── Task data

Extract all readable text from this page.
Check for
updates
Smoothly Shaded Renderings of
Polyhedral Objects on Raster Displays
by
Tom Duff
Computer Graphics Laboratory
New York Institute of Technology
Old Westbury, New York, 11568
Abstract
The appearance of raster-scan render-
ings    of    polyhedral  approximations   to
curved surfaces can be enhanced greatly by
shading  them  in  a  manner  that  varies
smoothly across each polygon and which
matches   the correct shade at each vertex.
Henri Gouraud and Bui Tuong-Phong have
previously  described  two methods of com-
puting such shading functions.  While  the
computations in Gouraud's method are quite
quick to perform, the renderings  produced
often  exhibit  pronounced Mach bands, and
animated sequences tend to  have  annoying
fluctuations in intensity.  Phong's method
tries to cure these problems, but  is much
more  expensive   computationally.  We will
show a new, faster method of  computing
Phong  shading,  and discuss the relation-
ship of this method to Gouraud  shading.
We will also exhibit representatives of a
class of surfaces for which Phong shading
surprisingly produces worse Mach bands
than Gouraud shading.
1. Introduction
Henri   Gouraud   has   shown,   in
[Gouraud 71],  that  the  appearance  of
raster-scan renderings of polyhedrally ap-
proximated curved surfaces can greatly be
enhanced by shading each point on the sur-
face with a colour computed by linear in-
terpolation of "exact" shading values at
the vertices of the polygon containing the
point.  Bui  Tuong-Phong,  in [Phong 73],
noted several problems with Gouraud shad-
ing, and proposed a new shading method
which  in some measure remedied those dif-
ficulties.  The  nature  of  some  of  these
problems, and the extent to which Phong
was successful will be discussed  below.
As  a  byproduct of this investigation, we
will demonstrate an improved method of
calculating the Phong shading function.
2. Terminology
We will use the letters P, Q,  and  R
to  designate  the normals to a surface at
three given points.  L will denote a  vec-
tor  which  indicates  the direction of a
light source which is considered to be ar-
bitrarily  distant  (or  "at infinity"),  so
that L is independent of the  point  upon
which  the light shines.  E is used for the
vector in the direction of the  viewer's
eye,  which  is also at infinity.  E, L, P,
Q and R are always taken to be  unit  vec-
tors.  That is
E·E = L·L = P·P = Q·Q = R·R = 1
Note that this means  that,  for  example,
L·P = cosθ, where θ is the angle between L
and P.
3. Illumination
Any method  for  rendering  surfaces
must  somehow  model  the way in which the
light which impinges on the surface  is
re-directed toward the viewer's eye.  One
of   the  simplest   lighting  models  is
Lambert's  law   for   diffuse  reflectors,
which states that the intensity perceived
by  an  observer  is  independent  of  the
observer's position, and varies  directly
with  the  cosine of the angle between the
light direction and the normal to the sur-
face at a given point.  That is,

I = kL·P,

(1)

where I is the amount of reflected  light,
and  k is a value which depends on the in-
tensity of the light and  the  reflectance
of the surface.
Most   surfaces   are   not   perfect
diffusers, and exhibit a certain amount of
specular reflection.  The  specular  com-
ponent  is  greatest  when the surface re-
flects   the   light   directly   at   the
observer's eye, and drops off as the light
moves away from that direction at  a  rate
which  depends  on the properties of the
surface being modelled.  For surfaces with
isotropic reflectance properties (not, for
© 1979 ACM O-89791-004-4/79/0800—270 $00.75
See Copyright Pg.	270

────

### Task goal
In the listing, find each line with the string "enhanced" and copy it.

### Result for this exercise
curved surfaces can be enhanced greatly by
enhanced by shading each point on the sur-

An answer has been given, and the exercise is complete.